▸ Request: Gather every line of the entries that includes the word "desejada".

:: Entries

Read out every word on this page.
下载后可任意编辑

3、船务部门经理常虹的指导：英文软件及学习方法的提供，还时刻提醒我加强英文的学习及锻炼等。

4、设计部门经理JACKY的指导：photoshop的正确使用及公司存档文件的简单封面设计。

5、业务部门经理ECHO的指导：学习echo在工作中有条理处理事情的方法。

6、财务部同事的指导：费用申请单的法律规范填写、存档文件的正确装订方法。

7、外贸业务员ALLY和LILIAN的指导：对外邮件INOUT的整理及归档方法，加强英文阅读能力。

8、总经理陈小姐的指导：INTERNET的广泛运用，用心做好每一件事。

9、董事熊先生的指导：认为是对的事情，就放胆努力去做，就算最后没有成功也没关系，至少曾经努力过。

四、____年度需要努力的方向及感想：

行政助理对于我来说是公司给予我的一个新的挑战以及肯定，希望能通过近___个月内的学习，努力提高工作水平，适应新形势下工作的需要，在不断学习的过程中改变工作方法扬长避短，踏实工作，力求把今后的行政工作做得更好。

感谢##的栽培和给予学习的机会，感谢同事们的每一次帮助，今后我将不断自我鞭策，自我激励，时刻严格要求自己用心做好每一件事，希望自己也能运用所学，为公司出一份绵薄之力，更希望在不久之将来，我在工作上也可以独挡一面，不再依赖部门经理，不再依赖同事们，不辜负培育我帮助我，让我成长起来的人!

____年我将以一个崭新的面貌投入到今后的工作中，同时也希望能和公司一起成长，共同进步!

::::
:: Entries

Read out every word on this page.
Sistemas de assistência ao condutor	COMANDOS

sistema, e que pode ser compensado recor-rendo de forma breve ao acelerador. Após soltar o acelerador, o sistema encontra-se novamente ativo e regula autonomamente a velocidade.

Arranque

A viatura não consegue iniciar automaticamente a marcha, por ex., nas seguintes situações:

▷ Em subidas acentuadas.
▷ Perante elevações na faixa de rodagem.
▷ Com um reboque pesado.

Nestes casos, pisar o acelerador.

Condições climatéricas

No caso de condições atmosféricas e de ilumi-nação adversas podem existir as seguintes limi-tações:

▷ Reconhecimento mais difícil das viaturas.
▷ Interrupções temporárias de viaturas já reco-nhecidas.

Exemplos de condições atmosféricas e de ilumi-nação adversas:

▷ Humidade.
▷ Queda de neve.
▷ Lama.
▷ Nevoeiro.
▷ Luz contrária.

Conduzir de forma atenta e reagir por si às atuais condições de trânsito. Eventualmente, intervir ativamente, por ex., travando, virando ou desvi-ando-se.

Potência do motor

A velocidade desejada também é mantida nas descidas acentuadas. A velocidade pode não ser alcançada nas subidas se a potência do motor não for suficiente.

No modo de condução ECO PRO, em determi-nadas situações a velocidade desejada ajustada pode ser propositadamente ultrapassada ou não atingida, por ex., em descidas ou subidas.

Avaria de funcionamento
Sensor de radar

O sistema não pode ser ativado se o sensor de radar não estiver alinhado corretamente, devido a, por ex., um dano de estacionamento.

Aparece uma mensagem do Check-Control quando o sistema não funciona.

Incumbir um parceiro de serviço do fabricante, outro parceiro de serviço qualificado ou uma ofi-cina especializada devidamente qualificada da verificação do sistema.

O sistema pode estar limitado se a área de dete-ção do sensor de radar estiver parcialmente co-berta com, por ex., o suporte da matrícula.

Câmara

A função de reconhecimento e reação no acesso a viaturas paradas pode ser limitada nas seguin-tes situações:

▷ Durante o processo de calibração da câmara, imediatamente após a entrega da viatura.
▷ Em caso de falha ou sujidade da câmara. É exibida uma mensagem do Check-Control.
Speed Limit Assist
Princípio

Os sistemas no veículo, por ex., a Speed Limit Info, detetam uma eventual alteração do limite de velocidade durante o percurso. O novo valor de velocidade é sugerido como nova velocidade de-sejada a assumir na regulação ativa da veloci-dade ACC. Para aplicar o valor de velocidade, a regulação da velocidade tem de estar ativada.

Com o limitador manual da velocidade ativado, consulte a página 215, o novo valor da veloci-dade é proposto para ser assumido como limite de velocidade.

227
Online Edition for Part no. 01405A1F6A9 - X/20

::::

▸ Finished answer:
A velocidade desejada também é mantida nas descidas acentuadas. A velocidade pode não ser alcançada nas subidas se a potência do motor não for suficiente.
No modo de condução ECO PRO, em determi-nadas situações a velocidade desejada ajustada pode ser propositadamente ultrapassada ou não atingida, por ex., em descidas ou subidas.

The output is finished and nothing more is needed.